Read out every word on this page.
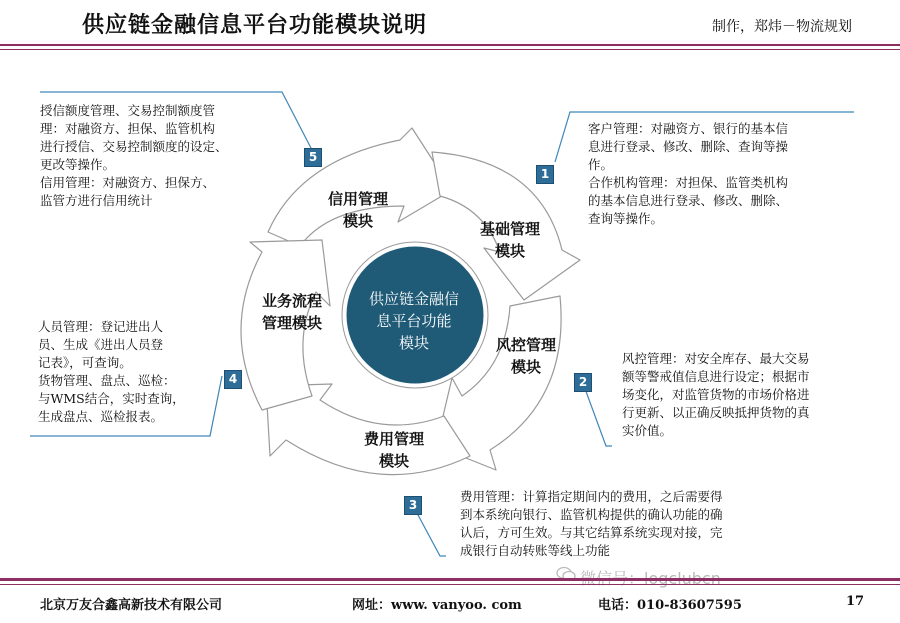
供应链金融信息平台功能模块说明	制作，郑炜－物流规划
信用管理
模块	基础管理
模块
风控管理
模块
费用管理
模块
业务流程
管理模块
供应链金融信
息平台功能
模块
授信额度管理、交易控制额度管
理：对融资方、担保、监管机构
进行授信、交易控制额度的设定、
更改等操作。
信用管理：对融资方、担保方、
监管方进行信用统计
5
客户管理：对融资方、银行的基本信
息进行登录、修改、删除、查询等操
作。
合作机构管理：对担保、监管类机构
的基本信息进行登录、修改、删除、
查询等操作。
1
风控管理：对安全库存、最大交易
额等警戒值信息进行设定；根据市
场变化，对监管货物的市场价格进
行更新、以正确反映抵押货物的真
实价值。
2
费用管理：计算指定期间内的费用，之后需要得
到本系统向银行、监管机构提供的确认功能的确
认后，方可生效。与其它结算系统实现对接，完
成银行自动转账等线上功能
3
人员管理：登记进出人
员、生成《进出人员登
记表》，可查询。
货物管理、盘点、巡检：
与WMS结合，实时查询，
生成盘点、巡检报表。
4
北京万友合鑫高新技术有限公司	网址：www. vanyoo. com	电话：010-83607595	17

» **Given exercise**
In the material above, find the lines that contain "对融资方" and show them.

» **Complete output**
理：对融资方、担保、监管机构
信用管理：对融资方、担保方、
客户管理：对融资方、银行的基本信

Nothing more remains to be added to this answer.